--- Your task ---
Find every line below that contains the word "Registry" and copy it out.

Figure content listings
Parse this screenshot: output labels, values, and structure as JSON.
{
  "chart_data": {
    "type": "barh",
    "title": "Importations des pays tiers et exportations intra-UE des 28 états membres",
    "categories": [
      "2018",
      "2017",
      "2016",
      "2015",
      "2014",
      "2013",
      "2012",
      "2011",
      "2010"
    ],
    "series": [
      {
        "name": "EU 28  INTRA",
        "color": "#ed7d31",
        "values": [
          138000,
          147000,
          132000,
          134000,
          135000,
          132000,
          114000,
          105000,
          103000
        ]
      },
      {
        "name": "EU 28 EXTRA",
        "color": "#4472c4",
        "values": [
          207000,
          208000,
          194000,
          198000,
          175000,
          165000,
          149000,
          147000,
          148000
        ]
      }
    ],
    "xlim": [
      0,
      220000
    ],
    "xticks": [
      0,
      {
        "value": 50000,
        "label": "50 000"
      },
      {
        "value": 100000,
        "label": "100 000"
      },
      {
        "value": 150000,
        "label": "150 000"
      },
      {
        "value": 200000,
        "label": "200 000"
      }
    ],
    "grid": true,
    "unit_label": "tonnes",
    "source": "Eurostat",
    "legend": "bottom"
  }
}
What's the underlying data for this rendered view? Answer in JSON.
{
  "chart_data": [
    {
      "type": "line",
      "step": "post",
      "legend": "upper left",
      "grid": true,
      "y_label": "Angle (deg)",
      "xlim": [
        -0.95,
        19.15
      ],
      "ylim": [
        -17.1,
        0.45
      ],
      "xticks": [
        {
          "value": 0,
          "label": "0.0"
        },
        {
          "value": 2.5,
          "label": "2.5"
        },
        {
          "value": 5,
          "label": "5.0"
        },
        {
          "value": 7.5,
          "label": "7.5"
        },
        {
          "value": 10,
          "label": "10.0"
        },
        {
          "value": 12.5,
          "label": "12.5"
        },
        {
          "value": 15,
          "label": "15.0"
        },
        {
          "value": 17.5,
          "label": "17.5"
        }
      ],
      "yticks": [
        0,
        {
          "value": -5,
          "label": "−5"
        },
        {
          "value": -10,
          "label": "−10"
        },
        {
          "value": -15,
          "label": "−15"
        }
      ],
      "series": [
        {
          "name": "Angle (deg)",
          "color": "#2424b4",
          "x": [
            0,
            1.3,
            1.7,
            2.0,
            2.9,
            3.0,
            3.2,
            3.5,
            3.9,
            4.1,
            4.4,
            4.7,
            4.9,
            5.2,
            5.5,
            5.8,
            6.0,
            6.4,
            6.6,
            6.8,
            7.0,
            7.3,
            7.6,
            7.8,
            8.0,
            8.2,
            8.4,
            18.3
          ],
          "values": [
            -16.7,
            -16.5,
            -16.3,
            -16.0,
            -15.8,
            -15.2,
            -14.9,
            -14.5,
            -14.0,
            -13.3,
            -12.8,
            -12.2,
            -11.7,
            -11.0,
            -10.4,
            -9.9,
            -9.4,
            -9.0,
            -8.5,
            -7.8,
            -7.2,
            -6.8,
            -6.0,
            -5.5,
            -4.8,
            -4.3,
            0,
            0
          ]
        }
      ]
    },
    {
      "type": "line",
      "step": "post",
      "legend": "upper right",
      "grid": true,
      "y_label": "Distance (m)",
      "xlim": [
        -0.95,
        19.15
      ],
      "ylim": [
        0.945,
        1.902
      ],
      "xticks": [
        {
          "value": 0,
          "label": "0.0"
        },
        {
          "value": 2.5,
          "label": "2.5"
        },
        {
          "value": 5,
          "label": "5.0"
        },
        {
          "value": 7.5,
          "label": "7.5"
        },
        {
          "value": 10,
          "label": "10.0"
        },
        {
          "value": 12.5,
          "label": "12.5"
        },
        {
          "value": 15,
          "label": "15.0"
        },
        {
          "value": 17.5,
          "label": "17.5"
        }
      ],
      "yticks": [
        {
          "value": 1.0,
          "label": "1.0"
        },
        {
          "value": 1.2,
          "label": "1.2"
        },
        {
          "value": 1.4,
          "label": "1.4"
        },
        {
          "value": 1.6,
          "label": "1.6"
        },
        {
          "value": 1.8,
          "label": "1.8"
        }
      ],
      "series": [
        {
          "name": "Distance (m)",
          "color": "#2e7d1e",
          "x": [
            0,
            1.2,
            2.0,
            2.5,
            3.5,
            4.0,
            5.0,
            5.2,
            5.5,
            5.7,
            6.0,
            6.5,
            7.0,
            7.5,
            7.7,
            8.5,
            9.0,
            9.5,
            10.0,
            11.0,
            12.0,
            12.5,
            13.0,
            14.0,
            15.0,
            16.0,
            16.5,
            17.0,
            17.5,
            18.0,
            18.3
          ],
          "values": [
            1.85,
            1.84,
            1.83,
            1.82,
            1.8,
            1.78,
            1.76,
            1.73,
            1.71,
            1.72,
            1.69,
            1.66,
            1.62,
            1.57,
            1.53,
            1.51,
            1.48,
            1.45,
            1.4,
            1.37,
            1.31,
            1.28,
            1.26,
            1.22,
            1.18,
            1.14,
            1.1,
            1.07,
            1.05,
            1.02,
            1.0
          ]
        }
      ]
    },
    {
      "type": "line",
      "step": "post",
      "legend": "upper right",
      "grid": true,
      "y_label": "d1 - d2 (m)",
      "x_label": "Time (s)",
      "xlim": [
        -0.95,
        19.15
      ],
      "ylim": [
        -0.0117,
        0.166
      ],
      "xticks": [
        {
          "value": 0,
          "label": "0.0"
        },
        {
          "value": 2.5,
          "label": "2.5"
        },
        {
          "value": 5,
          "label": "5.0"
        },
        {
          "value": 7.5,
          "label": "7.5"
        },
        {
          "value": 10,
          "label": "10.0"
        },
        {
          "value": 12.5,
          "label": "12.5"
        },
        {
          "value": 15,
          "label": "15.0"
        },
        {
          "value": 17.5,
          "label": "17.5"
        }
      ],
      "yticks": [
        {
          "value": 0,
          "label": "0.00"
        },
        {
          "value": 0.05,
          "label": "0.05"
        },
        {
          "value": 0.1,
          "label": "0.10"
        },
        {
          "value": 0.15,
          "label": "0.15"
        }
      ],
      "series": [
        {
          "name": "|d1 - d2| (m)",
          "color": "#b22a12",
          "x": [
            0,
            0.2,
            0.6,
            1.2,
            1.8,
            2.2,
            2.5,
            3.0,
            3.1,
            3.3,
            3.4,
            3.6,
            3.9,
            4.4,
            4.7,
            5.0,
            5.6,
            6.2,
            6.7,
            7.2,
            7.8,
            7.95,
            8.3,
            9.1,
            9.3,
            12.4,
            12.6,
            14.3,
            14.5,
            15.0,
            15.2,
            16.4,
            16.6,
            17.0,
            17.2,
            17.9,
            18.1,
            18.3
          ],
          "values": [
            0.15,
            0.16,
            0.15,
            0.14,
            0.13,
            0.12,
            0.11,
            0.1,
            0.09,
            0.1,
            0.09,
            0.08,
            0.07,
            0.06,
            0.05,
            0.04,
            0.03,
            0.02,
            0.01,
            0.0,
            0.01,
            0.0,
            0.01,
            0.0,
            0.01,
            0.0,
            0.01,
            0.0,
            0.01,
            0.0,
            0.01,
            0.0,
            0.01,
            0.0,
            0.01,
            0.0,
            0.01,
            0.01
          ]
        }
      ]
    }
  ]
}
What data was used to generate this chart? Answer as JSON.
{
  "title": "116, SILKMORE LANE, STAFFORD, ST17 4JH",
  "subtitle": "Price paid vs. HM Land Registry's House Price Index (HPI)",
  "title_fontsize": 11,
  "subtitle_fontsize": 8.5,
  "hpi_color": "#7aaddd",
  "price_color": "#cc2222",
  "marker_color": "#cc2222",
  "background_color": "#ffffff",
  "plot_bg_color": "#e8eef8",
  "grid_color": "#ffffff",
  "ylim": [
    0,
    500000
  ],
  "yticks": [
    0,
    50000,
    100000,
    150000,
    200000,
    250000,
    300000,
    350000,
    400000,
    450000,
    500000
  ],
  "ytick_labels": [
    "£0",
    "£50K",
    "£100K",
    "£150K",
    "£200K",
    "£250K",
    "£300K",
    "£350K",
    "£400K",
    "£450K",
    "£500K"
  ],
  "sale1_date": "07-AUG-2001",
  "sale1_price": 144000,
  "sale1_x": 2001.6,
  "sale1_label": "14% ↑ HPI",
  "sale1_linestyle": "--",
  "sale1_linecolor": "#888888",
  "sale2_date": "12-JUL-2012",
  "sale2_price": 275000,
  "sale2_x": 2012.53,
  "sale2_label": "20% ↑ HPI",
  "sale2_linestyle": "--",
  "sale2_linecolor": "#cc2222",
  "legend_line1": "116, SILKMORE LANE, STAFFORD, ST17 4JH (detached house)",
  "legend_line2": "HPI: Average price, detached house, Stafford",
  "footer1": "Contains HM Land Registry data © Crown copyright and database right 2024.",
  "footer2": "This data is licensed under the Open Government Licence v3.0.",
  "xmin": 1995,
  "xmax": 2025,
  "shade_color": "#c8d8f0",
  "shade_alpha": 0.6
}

--- The output ---
  "subtitle": "Price paid vs. HM Land Registry's House Price Index (HPI)",
  "footer1": "Contains HM Land Registry data © Crown copyright and database right 2024.",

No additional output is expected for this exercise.